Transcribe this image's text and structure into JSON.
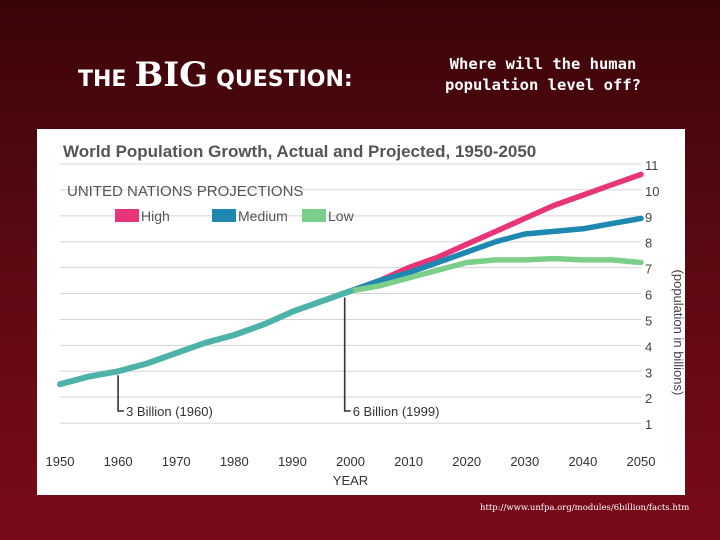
{
  "slide": {
    "title_prefix": "THE",
    "title_big": "BIG",
    "title_suffix": "QUESTION:",
    "question": "Where will the human population level off?",
    "source": "http://www.unfpa.org/modules/6billion/facts.htm"
  },
  "chart_data": {
    "type": "line",
    "title": "World Population Growth, Actual and Projected, 1950-2050",
    "subtitle": "UNITED NATIONS PROJECTIONS",
    "xlabel": "YEAR",
    "ylabel": "(population in billions)",
    "xlim": [
      1950,
      2050
    ],
    "ylim": [
      0,
      11
    ],
    "x_ticks": [
      "1950",
      "1960",
      "1970",
      "1980",
      "1990",
      "2000",
      "2010",
      "2020",
      "2030",
      "2040",
      "2050"
    ],
    "y_ticks": [
      "1",
      "2",
      "3",
      "4",
      "5",
      "6",
      "7",
      "8",
      "9",
      "10",
      "11"
    ],
    "grid": true,
    "legend_position": "top-left",
    "actual": {
      "color": "#4db3a8",
      "x": [
        1950,
        1955,
        1960,
        1965,
        1970,
        1975,
        1980,
        1985,
        1990,
        1995,
        2000
      ],
      "values": [
        2.5,
        2.8,
        3.0,
        3.3,
        3.7,
        4.1,
        4.4,
        4.8,
        5.3,
        5.7,
        6.1
      ]
    },
    "series": [
      {
        "name": "High",
        "color": "#e8357a",
        "x": [
          2000,
          2005,
          2010,
          2015,
          2020,
          2025,
          2030,
          2035,
          2040,
          2045,
          2050
        ],
        "values": [
          6.1,
          6.5,
          7.0,
          7.4,
          7.9,
          8.4,
          8.9,
          9.4,
          9.8,
          10.2,
          10.6
        ]
      },
      {
        "name": "Medium",
        "color": "#1f88b0",
        "x": [
          2000,
          2005,
          2010,
          2015,
          2020,
          2025,
          2030,
          2035,
          2040,
          2045,
          2050
        ],
        "values": [
          6.1,
          6.5,
          6.8,
          7.2,
          7.6,
          8.0,
          8.3,
          8.4,
          8.5,
          8.7,
          8.9
        ]
      },
      {
        "name": "Low",
        "color": "#7ccf8a",
        "x": [
          2000,
          2005,
          2010,
          2015,
          2020,
          2025,
          2030,
          2035,
          2040,
          2045,
          2050
        ],
        "values": [
          6.1,
          6.3,
          6.6,
          6.9,
          7.2,
          7.3,
          7.3,
          7.35,
          7.3,
          7.3,
          7.2
        ]
      }
    ],
    "annotations": [
      {
        "text": "3 Billion (1960)",
        "x": 1960,
        "y": 3.0
      },
      {
        "text": "6 Billion (1999)",
        "x": 1999,
        "y": 6.0
      }
    ]
  }
}
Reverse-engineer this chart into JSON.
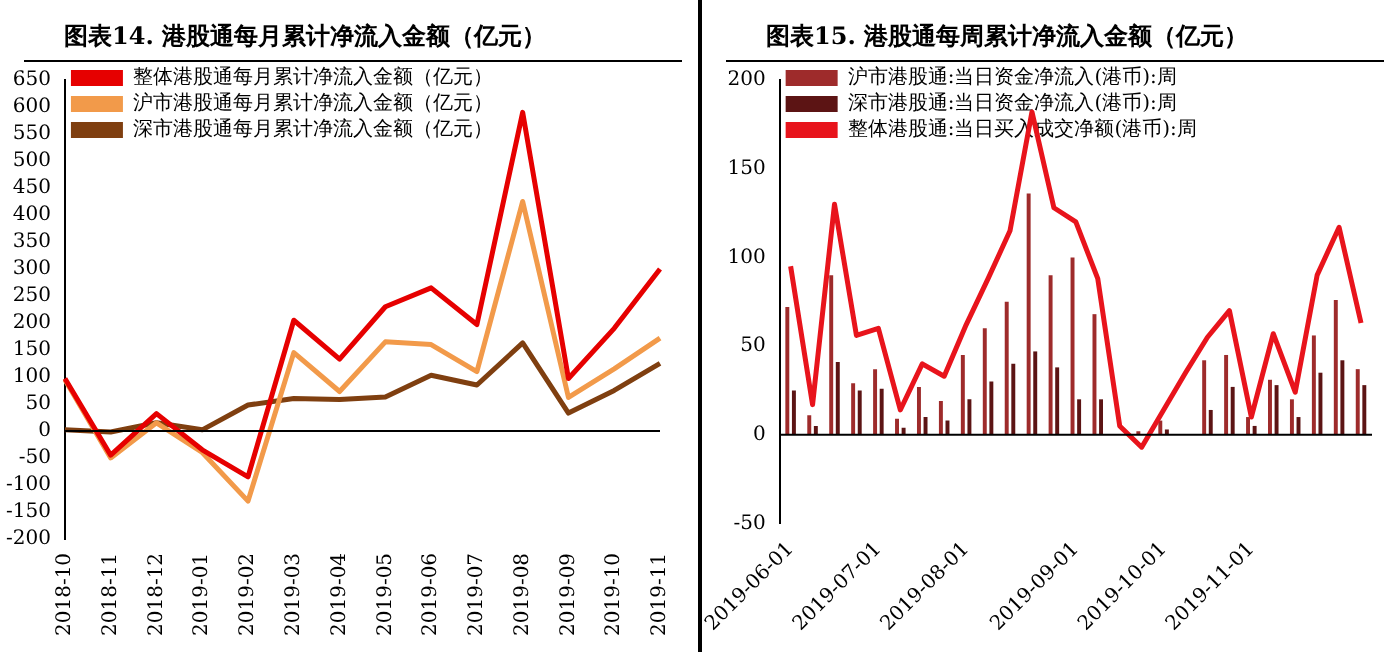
{
  "chart_data": [
    {
      "type": "line",
      "title": "图表14.  港股通每月累计净流入金额（亿元）",
      "categories": [
        "2018-10",
        "2018-11",
        "2018-12",
        "2019-01",
        "2019-02",
        "2019-03",
        "2019-04",
        "2019-05",
        "2019-06",
        "2019-07",
        "2019-08",
        "2019-09",
        "2019-10",
        "2019-11"
      ],
      "series": [
        {
          "name": "整体港股通每月累计净流入金额（亿元）",
          "color": "#e60000",
          "values": [
            97,
            -45,
            32,
            -35,
            -85,
            205,
            133,
            230,
            265,
            197,
            590,
            97,
            190,
            300
          ]
        },
        {
          "name": "沪市港股通每月累计净流入金额（亿元）",
          "color": "#f29a4a",
          "values": [
            95,
            -50,
            15,
            -40,
            -130,
            145,
            73,
            165,
            160,
            110,
            425,
            62,
            115,
            172
          ]
        },
        {
          "name": "深市港股通每月累计净流入金额（亿元）",
          "color": "#7f3f10",
          "values": [
            2,
            -2,
            15,
            2,
            48,
            60,
            58,
            63,
            103,
            85,
            163,
            33,
            75,
            125
          ]
        }
      ],
      "ylim": [
        -200,
        650
      ],
      "yticks": [
        -200,
        -150,
        -100,
        -50,
        0,
        50,
        100,
        150,
        200,
        250,
        300,
        350,
        400,
        450,
        500,
        550,
        600,
        650
      ],
      "grid": false,
      "legend": "top left",
      "marker": "none",
      "ref_lines": [
        {
          "axis": "y",
          "value": 0,
          "color": "#000000"
        }
      ]
    },
    {
      "type": "bar",
      "title": "图表15.  港股通每周累计净流入金额（亿元）",
      "categories": [
        "2019-06-01",
        null,
        null,
        null,
        "2019-07-01",
        null,
        null,
        null,
        "2019-08-01",
        null,
        null,
        null,
        null,
        "2019-09-01",
        null,
        null,
        null,
        "2019-10-01",
        null,
        null,
        null,
        "2019-11-01",
        null,
        null,
        null,
        null,
        null
      ],
      "series": [
        {
          "name": "沪市港股通:当日资金净流入(港币):周",
          "color": "#9e2b2b",
          "values": [
            72,
            11,
            90,
            29,
            37,
            9,
            27,
            19,
            45,
            60,
            75,
            136,
            90,
            100,
            68,
            null,
            2,
            8,
            null,
            42,
            45,
            10,
            31,
            20,
            56,
            76,
            37
          ]
        },
        {
          "name": "深市港股通:当日资金净流入(港币):周",
          "color": "#5c1414",
          "values": [
            25,
            5,
            41,
            25,
            26,
            4,
            10,
            8,
            20,
            30,
            40,
            47,
            38,
            20,
            20,
            null,
            null,
            3,
            null,
            14,
            27,
            5,
            28,
            10,
            35,
            42,
            28
          ]
        },
        {
          "name": "整体港股通:当日买入成交净额(港币):周",
          "type": "line",
          "color": "#e8141c",
          "values": [
            95,
            17,
            130,
            56,
            60,
            14,
            40,
            33,
            62,
            88,
            115,
            182,
            128,
            120,
            88,
            5,
            -7,
            14,
            35,
            55,
            70,
            10,
            57,
            24,
            90,
            117,
            63
          ]
        }
      ],
      "ylim": [
        -50,
        200
      ],
      "yticks": [
        -50,
        0,
        50,
        100,
        150,
        200
      ],
      "grid": false,
      "legend": "top left",
      "marker": "none",
      "ref_lines": [
        {
          "axis": "y",
          "value": 0,
          "color": "#000000"
        }
      ]
    }
  ]
}
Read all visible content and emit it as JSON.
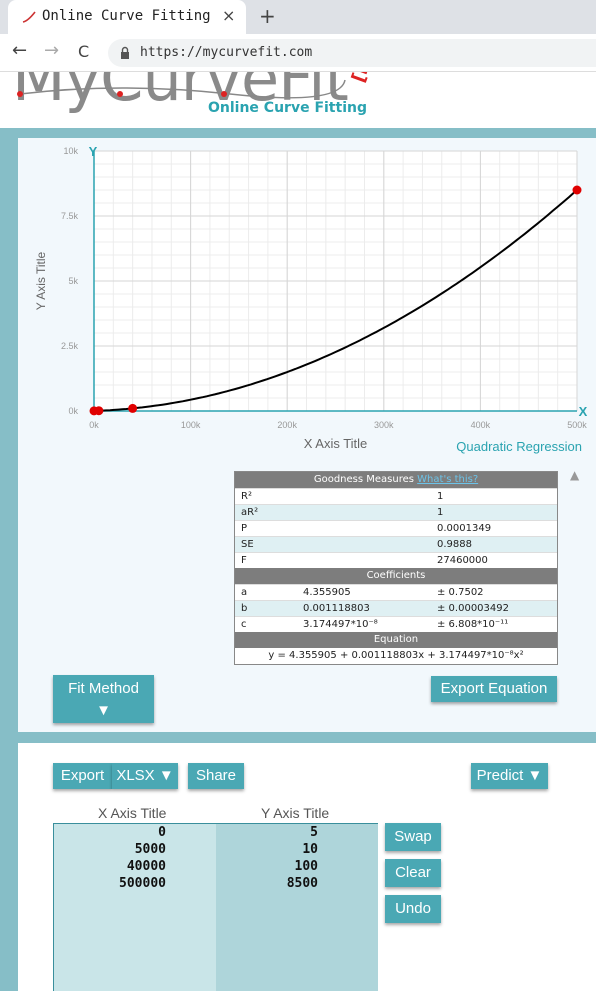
{
  "browser": {
    "tab_title": "Online Curve Fitting",
    "tab_close": "×",
    "new_tab": "+",
    "back": "←",
    "forward": "→",
    "reload": "C",
    "url": "https://mycurvefit.com"
  },
  "site": {
    "logo_text": "MyCurveFit",
    "beta": "[BETA",
    "subtitle": "Online Curve Fitting"
  },
  "chart_data": {
    "type": "scatter",
    "xlabel": "X Axis Title",
    "ylabel": "Y Axis Title",
    "fit_label": "Quadratic Regression",
    "xlim": [
      0,
      500000
    ],
    "ylim": [
      0,
      10000
    ],
    "x_ticks": [
      "0k",
      "100k",
      "200k",
      "300k",
      "400k",
      "500k"
    ],
    "y_ticks": [
      "0k",
      "2.5k",
      "5k",
      "7.5k",
      "10k"
    ],
    "grid": true,
    "points": [
      {
        "x": 0,
        "y": 5
      },
      {
        "x": 5000,
        "y": 10
      },
      {
        "x": 40000,
        "y": 100
      },
      {
        "x": 500000,
        "y": 8500
      }
    ],
    "fit": {
      "a": 4.355905,
      "b": 0.001118803,
      "c": 3.174497e-08
    },
    "axis_markers": {
      "y": "Y",
      "x": "X"
    }
  },
  "results": {
    "goodness_header": "Goodness Measures",
    "whats_this": "What's this?",
    "goodness": [
      {
        "name": "R²",
        "value": "1"
      },
      {
        "name": "aR²",
        "value": "1"
      },
      {
        "name": "P",
        "value": "0.0001349"
      },
      {
        "name": "SE",
        "value": "0.9888"
      },
      {
        "name": "F",
        "value": "27460000"
      }
    ],
    "coefficients_header": "Coefficients",
    "coefficients": [
      {
        "name": "a",
        "value": "4.355905",
        "error": "± 0.7502"
      },
      {
        "name": "b",
        "value": "0.001118803",
        "error": "± 0.00003492"
      },
      {
        "name": "c",
        "value": "3.174497*10⁻⁸",
        "error": "± 6.808*10⁻¹¹"
      }
    ],
    "equation_header": "Equation",
    "equation": "y = 4.355905 + 0.001118803x + 3.174497*10⁻⁸x²"
  },
  "buttons": {
    "fit_method": "Fit Method",
    "fit_method_arrow": "▼",
    "export_equation": "Export Equation",
    "export": "Export",
    "xlsx": "XLSX ▼",
    "share": "Share",
    "predict": "Predict ▼",
    "swap": "Swap",
    "clear": "Clear",
    "undo": "Undo",
    "scroll_up": "▲"
  },
  "data_entry": {
    "x_header": "X Axis Title",
    "y_header": "Y Axis Title",
    "x_values": [
      "0",
      "5000",
      "40000",
      "500000"
    ],
    "y_values": [
      "5",
      "10",
      "100",
      "8500"
    ]
  },
  "colors": {
    "accent": "#4aa8b4",
    "frame": "#86bec7",
    "point": "#e00000",
    "axis": "#2aa3b0"
  }
}
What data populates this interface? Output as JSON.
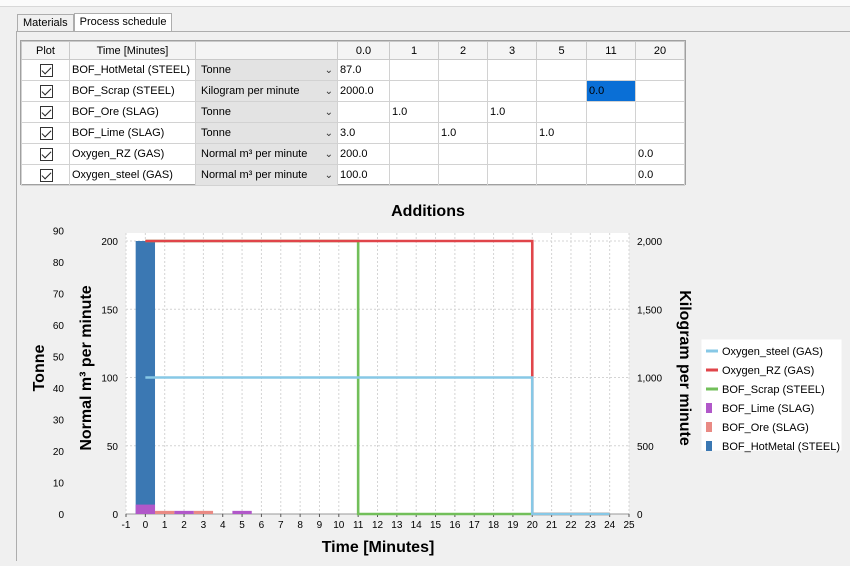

..............................

#### [Task objective]
Using the material above, work out how many lines contain the string "error". Give that number alone.

#### [Correct result]
3